◆ Goal: What follows is a listing; restate every line of it word for word.

=-=-=-=-=

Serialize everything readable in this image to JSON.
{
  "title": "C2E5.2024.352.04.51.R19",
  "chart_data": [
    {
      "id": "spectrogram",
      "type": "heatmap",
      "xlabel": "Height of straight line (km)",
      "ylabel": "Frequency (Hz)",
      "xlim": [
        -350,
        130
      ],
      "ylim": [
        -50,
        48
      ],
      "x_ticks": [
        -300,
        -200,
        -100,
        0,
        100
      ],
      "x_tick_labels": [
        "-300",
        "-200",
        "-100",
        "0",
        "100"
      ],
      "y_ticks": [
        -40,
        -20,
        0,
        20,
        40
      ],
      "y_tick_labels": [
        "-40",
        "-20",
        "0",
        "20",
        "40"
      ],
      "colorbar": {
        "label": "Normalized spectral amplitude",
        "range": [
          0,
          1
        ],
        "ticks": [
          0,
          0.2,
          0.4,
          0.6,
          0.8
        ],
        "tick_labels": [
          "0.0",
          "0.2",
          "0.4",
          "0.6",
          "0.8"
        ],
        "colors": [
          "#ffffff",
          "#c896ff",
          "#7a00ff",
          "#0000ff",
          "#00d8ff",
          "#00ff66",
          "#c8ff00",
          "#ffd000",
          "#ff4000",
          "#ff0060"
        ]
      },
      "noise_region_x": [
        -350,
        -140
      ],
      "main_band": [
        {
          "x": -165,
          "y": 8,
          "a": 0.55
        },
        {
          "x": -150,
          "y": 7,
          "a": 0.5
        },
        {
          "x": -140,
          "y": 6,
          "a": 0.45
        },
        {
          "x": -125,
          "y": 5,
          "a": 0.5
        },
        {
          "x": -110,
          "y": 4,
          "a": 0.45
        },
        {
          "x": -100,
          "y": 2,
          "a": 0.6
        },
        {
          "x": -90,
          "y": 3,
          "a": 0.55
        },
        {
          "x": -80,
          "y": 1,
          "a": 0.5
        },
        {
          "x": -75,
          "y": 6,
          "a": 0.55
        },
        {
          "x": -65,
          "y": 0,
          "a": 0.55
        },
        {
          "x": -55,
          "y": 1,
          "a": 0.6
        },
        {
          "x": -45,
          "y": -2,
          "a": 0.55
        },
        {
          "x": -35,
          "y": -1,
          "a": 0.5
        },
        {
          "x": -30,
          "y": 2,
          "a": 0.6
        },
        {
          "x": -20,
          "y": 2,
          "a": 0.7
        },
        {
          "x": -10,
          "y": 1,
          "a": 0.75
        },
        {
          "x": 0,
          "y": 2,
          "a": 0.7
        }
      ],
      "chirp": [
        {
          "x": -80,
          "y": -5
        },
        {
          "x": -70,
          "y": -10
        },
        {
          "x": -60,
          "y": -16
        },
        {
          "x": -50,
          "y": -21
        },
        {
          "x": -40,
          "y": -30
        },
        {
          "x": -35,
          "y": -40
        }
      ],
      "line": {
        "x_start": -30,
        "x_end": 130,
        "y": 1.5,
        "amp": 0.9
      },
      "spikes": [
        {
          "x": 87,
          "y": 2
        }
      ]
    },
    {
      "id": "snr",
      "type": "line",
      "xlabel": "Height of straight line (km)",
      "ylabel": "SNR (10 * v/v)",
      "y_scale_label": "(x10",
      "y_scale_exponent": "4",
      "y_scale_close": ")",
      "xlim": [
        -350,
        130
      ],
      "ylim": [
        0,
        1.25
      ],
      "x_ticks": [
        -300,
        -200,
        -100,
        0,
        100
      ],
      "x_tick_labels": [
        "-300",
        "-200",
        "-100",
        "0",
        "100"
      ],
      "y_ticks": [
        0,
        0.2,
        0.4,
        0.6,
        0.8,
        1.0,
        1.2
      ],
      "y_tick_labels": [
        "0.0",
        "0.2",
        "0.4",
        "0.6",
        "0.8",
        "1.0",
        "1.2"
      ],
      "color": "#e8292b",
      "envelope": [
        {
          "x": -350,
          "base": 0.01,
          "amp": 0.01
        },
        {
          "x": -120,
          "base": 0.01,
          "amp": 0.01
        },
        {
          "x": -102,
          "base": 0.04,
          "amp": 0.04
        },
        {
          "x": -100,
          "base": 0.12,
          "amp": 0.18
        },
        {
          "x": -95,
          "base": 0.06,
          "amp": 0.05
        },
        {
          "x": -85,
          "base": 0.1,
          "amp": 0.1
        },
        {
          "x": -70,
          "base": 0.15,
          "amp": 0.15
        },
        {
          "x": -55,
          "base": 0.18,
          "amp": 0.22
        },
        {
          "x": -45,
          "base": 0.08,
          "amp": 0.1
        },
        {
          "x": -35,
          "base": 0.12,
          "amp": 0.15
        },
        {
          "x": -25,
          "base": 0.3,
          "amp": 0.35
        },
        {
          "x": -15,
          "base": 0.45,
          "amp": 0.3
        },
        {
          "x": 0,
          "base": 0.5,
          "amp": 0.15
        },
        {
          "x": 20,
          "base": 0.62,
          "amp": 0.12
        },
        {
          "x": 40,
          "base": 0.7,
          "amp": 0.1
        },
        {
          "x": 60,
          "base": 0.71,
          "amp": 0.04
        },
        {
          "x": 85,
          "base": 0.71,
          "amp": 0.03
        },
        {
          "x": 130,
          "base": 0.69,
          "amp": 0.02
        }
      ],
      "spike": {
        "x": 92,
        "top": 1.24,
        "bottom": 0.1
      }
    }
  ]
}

=-=-=-=-=

◆ Written answer:
Serialize everything readable in this image to JSON.
{
  "title": "C2E5.2024.352.04.51.R19",
  "chart_data": [
    {
      "id": "spectrogram",
      "type": "heatmap",
      "xlabel": "Height of straight line (km)",
      "ylabel": "Frequency (Hz)",
      "xlim": [
        -350,
        130
      ],
      "ylim": [
        -50,
        48
      ],
      "x_ticks": [
        -300,
        -200,
        -100,
        0,
        100
      ],
      "x_tick_labels": [
        "-300",
        "-200",
        "-100",
        "0",
        "100"
      ],
      "y_ticks": [
        -40,
        -20,
        0,
        20,
        40
      ],
      "y_tick_labels": [
        "-40",
        "-20",
        "0",
        "20",
        "40"
      ],
      "colorbar": {
        "label": "Normalized spectral amplitude",
        "range": [
          0,
          1
        ],
        "ticks": [
          0,
          0.2,
          0.4,
          0.6,
          0.8
        ],
        "tick_labels": [
          "0.0",
          "0.2",
          "0.4",
          "0.6",
          "0.8"
        ],
        "colors": [
          "#ffffff",
          "#c896ff",
          "#7a00ff",
          "#0000ff",
          "#00d8ff",
          "#00ff66",
          "#c8ff00",
          "#ffd000",
          "#ff4000",
          "#ff0060"
        ]
      },
      "noise_region_x": [
        -350,
        -140
      ],
      "main_band": [
        {
          "x": -165,
          "y": 8,
          "a": 0.55
        },
        {
          "x": -150,
          "y": 7,
          "a": 0.5
        },
        {
          "x": -140,
          "y": 6,
          "a": 0.45
        },
        {
          "x": -125,
          "y": 5,
          "a": 0.5
        },
        {
          "x": -110,
          "y": 4,
          "a": 0.45
        },
        {
          "x": -100,
          "y": 2,
          "a": 0.6
        },
        {
          "x": -90,
          "y": 3,
          "a": 0.55
        },
        {
          "x": -80,
          "y": 1,
          "a": 0.5
        },
        {
          "x": -75,
          "y": 6,
          "a": 0.55
        },
        {
          "x": -65,
          "y": 0,
          "a": 0.55
        },
        {
          "x": -55,
          "y": 1,
          "a": 0.6
        },
        {
          "x": -45,
          "y": -2,
          "a": 0.55
        },
        {
          "x": -35,
          "y": -1,
          "a": 0.5
        },
        {
          "x": -30,
          "y": 2,
          "a": 0.6
        },
        {
          "x": -20,
          "y": 2,
          "a": 0.7
        },
        {
          "x": -10,
          "y": 1,
          "a": 0.75
        },
        {
          "x": 0,
          "y": 2,
          "a": 0.7
        }
      ],
      "chirp": [
        {
          "x": -80,
          "y": -5
        },
        {
          "x": -70,
          "y": -10
        },
        {
          "x": -60,
          "y": -16
        },
        {
          "x": -50,
          "y": -21
        },
        {
          "x": -40,
          "y": -30
        },
        {
          "x": -35,
          "y": -40
        }
      ],
      "line": {
        "x_start": -30,
        "x_end": 130,
        "y": 1.5,
        "amp": 0.9
      },
      "spikes": [
        {
          "x": 87,
          "y": 2
        }
      ]
    },
    {
      "id": "snr",
      "type": "line",
      "xlabel": "Height of straight line (km)",
      "ylabel": "SNR (10 * v/v)",
      "y_scale_label": "(x10",
      "y_scale_exponent": "4",
      "y_scale_close": ")",
      "xlim": [
        -350,
        130
      ],
      "ylim": [
        0,
        1.25
      ],
      "x_ticks": [
        -300,
        -200,
        -100,
        0,
        100
      ],
      "x_tick_labels": [
        "-300",
        "-200",
        "-100",
        "0",
        "100"
      ],
      "y_ticks": [
        0,
        0.2,
        0.4,
        0.6,
        0.8,
        1.0,
        1.2
      ],
      "y_tick_labels": [
        "0.0",
        "0.2",
        "0.4",
        "0.6",
        "0.8",
        "1.0",
        "1.2"
      ],
      "color": "#e8292b",
      "envelope": [
        {
          "x": -350,
          "base": 0.01,
          "amp": 0.01
        },
        {
          "x": -120,
          "base": 0.01,
          "amp": 0.01
        },
        {
          "x": -102,
          "base": 0.04,
          "amp": 0.04
        },
        {
          "x": -100,
          "base": 0.12,
          "amp": 0.18
        },
        {
          "x": -95,
          "base": 0.06,
          "amp": 0.05
        },
        {
          "x": -85,
          "base": 0.1,
          "amp": 0.1
        },
        {
          "x": -70,
          "base": 0.15,
          "amp": 0.15
        },
        {
          "x": -55,
          "base": 0.18,
          "amp": 0.22
        },
        {
          "x": -45,
          "base": 0.08,
          "amp": 0.1
        },
        {
          "x": -35,
          "base": 0.12,
          "amp": 0.15
        },
        {
          "x": -25,
          "base": 0.3,
          "amp": 0.35
        },
        {
          "x": -15,
          "base": 0.45,
          "amp": 0.3
        },
        {
          "x": 0,
          "base": 0.5,
          "amp": 0.15
        },
        {
          "x": 20,
          "base": 0.62,
          "amp": 0.12
        },
        {
          "x": 40,
          "base": 0.7,
          "amp": 0.1
        },
        {
          "x": 60,
          "base": 0.71,
          "amp": 0.04
        },
        {
          "x": 85,
          "base": 0.71,
          "amp": 0.03
        },
        {
          "x": 130,
          "base": 0.69,
          "amp": 0.02
        }
      ],
      "spike": {
        "x": 92,
        "top": 1.24,
        "bottom": 0.1
      }
    }
  ]
}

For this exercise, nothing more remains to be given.